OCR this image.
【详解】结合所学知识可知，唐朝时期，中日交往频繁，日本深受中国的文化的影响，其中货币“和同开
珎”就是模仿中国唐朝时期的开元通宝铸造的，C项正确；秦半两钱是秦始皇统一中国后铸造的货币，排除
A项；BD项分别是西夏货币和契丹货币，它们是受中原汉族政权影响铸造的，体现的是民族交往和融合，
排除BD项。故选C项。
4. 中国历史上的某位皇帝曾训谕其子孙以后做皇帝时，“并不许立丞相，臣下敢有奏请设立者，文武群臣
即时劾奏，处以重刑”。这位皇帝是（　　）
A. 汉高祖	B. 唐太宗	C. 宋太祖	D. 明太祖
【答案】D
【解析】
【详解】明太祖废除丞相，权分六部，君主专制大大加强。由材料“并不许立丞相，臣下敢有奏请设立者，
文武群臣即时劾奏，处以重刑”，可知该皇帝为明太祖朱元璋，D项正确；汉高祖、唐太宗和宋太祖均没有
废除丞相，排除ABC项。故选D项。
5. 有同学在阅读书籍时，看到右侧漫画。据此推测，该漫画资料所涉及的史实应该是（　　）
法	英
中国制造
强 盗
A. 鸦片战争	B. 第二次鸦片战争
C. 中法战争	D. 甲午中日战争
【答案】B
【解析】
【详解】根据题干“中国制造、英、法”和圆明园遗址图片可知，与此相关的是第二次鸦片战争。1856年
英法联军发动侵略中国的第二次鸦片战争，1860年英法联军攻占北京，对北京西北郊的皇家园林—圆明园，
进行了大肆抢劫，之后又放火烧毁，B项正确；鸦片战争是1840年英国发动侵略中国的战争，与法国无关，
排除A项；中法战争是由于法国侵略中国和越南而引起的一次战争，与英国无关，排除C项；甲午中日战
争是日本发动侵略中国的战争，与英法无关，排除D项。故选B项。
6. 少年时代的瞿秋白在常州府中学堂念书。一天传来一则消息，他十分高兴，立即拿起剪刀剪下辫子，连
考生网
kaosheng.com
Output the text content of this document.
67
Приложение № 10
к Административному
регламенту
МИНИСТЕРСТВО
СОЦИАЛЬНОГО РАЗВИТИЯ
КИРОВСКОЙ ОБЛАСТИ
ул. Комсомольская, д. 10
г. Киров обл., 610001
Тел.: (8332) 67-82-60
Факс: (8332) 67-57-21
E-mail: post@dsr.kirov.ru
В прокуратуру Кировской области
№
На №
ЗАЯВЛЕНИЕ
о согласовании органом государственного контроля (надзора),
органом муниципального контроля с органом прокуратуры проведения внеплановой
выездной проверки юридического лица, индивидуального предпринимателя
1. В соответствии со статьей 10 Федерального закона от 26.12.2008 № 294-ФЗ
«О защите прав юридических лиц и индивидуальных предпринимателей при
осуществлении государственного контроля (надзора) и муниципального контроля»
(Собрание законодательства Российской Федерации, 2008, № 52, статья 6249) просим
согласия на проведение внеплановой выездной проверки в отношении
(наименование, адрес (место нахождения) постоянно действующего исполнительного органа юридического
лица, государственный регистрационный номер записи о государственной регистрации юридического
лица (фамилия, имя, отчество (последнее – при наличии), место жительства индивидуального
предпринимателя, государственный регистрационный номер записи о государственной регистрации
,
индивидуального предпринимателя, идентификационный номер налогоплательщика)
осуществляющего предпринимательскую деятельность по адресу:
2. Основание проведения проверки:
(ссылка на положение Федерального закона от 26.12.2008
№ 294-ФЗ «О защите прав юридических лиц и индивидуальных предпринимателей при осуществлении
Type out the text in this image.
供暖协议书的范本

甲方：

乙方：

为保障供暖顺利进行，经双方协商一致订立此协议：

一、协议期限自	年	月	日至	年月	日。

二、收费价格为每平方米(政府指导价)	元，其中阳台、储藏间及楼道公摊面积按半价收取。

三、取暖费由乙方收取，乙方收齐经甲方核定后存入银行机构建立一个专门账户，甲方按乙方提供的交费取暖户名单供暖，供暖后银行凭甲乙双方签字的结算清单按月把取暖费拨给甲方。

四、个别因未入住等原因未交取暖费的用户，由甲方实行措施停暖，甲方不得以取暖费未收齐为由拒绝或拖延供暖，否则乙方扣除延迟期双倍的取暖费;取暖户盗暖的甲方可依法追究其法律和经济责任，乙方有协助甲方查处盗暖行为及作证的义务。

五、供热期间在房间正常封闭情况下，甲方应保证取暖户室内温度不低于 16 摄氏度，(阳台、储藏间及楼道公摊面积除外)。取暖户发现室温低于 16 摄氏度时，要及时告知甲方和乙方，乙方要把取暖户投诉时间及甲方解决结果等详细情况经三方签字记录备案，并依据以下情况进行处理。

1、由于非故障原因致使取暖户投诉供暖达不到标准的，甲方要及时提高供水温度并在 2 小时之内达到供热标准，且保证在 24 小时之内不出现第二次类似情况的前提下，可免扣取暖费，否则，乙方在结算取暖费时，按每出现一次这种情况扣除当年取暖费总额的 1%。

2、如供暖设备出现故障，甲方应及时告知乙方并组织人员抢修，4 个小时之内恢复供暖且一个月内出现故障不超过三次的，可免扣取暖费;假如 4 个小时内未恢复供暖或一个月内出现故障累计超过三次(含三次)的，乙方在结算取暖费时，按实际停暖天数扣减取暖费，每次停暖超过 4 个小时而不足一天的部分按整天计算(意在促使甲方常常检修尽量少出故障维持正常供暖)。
☆ ☆ ☆ ☆ ☆ ☆ ☆
Given exercise:
From the listing above, collect every line that mentions the word "处以重刑".

Solution for this exercise:
即时劾奏，处以重刑”。这位皇帝是（　　）
文武群臣即时劾奏，处以重刑”，可知该皇帝为明太祖朱元璋，D项正确；汉高祖、唐太宗和宋太祖均没有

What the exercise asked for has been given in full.